Directions for this task - Scan the listing below and copy every line holding "lewe".

(Data records)
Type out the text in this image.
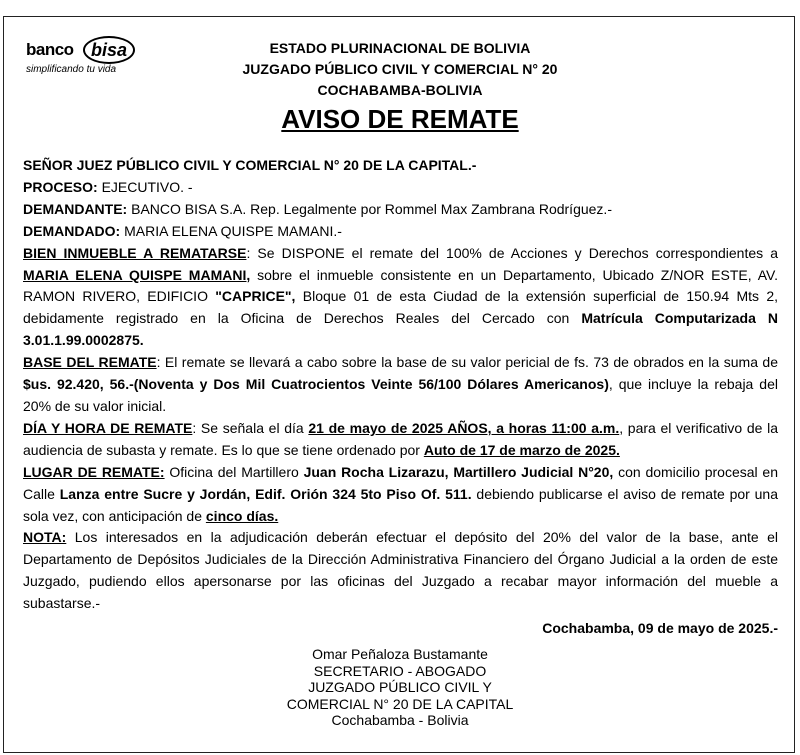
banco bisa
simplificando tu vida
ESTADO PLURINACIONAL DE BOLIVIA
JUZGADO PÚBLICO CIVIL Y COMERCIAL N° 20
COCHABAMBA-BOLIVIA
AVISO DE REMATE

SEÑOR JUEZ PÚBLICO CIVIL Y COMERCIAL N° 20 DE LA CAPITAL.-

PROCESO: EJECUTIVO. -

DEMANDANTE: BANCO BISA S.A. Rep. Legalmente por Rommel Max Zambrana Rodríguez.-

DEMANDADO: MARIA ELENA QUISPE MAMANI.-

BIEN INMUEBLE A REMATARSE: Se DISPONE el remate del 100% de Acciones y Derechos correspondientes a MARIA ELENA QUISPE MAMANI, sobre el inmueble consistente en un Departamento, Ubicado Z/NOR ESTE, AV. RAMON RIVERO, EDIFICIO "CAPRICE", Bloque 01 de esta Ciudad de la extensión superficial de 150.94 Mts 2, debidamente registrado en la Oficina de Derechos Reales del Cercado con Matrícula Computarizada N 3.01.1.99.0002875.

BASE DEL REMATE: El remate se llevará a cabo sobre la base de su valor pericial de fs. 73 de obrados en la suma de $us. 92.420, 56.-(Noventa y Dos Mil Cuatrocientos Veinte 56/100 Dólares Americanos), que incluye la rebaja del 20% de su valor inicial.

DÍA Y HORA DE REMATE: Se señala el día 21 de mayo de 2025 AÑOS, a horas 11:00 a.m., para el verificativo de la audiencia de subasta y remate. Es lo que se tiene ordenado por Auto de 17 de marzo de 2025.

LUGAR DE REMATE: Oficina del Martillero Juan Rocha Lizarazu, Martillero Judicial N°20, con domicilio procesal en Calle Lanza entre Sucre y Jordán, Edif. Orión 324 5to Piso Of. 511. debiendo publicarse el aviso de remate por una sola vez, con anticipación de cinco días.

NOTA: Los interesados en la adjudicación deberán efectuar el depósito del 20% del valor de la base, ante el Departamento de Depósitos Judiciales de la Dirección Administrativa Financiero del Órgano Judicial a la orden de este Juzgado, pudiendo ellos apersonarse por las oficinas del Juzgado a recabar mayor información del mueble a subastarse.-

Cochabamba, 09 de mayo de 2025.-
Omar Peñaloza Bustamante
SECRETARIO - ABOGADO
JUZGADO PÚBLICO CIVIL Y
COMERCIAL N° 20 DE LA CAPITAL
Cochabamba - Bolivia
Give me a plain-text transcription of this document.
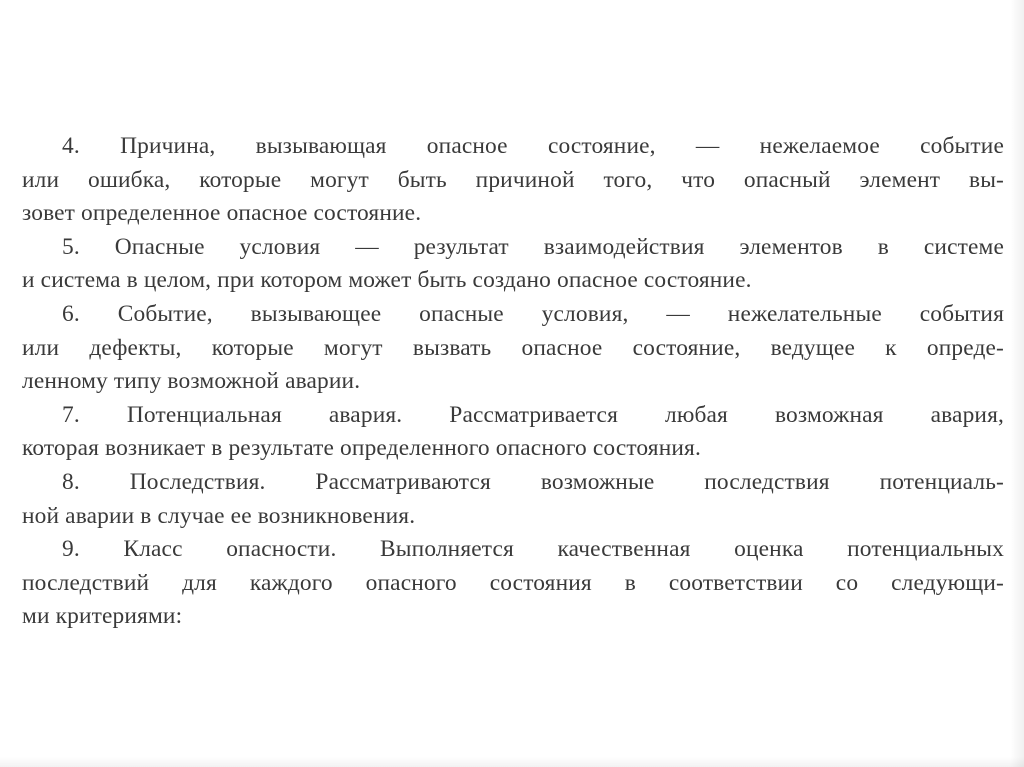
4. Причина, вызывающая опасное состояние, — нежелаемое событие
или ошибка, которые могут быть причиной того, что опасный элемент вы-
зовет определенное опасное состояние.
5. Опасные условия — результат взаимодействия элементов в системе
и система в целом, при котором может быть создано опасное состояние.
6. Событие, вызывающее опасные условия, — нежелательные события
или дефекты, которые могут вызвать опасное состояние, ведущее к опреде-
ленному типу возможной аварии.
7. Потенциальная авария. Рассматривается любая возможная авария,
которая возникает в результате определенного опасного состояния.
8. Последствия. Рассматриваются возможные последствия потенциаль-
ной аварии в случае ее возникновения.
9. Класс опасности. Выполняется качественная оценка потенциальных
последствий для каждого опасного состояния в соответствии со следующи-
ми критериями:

--

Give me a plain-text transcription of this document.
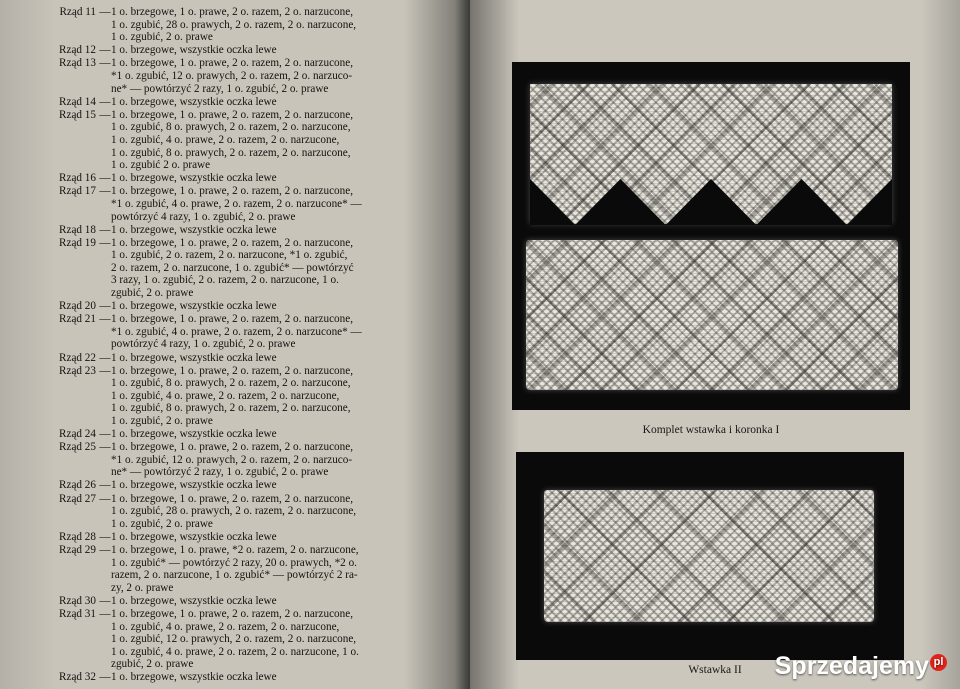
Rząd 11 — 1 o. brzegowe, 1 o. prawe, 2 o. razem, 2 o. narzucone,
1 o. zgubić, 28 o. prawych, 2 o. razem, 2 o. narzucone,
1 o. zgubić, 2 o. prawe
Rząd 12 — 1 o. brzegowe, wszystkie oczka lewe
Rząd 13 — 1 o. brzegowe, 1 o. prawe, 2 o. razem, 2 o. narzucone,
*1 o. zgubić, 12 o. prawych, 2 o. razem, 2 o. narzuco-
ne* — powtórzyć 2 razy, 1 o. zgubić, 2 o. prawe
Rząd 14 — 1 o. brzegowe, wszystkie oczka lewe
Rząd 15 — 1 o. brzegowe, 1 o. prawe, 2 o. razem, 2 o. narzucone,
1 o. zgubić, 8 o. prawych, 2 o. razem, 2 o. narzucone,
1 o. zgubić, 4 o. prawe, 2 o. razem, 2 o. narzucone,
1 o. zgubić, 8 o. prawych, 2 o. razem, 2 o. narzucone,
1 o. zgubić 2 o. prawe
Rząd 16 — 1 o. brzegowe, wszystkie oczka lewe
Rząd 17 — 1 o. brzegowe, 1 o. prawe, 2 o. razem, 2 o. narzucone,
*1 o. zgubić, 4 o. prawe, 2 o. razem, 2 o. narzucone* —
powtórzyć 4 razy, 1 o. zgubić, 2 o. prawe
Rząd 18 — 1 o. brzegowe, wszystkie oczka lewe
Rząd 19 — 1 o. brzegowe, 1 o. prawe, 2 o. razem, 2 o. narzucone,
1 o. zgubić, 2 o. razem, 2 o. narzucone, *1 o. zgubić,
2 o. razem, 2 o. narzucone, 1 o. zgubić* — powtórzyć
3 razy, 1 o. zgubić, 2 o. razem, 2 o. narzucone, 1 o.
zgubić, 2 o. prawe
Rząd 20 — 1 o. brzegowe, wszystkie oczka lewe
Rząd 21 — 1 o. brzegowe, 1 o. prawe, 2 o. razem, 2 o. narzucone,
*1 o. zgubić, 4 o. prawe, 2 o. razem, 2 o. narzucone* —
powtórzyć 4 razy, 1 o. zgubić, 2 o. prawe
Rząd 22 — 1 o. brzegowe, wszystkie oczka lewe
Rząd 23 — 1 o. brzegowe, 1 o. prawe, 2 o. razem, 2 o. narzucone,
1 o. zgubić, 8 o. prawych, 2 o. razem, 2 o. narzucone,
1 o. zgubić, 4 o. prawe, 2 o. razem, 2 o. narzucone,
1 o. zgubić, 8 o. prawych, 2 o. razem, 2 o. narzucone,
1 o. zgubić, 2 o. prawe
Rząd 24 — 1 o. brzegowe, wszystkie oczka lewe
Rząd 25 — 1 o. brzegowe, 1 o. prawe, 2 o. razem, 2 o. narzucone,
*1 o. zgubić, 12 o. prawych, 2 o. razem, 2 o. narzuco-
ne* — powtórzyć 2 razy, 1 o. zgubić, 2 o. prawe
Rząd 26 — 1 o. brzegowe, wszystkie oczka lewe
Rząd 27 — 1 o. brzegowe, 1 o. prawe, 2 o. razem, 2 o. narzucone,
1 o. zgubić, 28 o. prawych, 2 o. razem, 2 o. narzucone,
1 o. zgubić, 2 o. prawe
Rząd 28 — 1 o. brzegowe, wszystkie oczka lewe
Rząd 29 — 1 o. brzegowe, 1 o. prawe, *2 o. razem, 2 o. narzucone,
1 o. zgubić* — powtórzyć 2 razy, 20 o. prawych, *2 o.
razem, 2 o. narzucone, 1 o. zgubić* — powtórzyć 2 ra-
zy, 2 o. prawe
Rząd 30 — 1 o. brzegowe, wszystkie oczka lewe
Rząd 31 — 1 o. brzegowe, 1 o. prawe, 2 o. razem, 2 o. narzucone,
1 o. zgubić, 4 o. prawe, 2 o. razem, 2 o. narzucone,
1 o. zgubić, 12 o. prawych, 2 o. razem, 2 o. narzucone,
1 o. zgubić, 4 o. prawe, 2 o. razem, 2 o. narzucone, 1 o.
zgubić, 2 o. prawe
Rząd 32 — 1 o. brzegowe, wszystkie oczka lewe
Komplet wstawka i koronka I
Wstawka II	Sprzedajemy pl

The reply -
Rząd 12 — 1 o. brzegowe, wszystkie oczka lewe
Rząd 14 — 1 o. brzegowe, wszystkie oczka lewe
Rząd 16 — 1 o. brzegowe, wszystkie oczka lewe
Rząd 18 — 1 o. brzegowe, wszystkie oczka lewe
Rząd 20 — 1 o. brzegowe, wszystkie oczka lewe
Rząd 22 — 1 o. brzegowe, wszystkie oczka lewe
Rząd 24 — 1 o. brzegowe, wszystkie oczka lewe
Rząd 26 — 1 o. brzegowe, wszystkie oczka lewe
Rząd 28 — 1 o. brzegowe, wszystkie oczka lewe
Rząd 30 — 1 o. brzegowe, wszystkie oczka lewe
Rząd 32 — 1 o. brzegowe, wszystkie oczka lewe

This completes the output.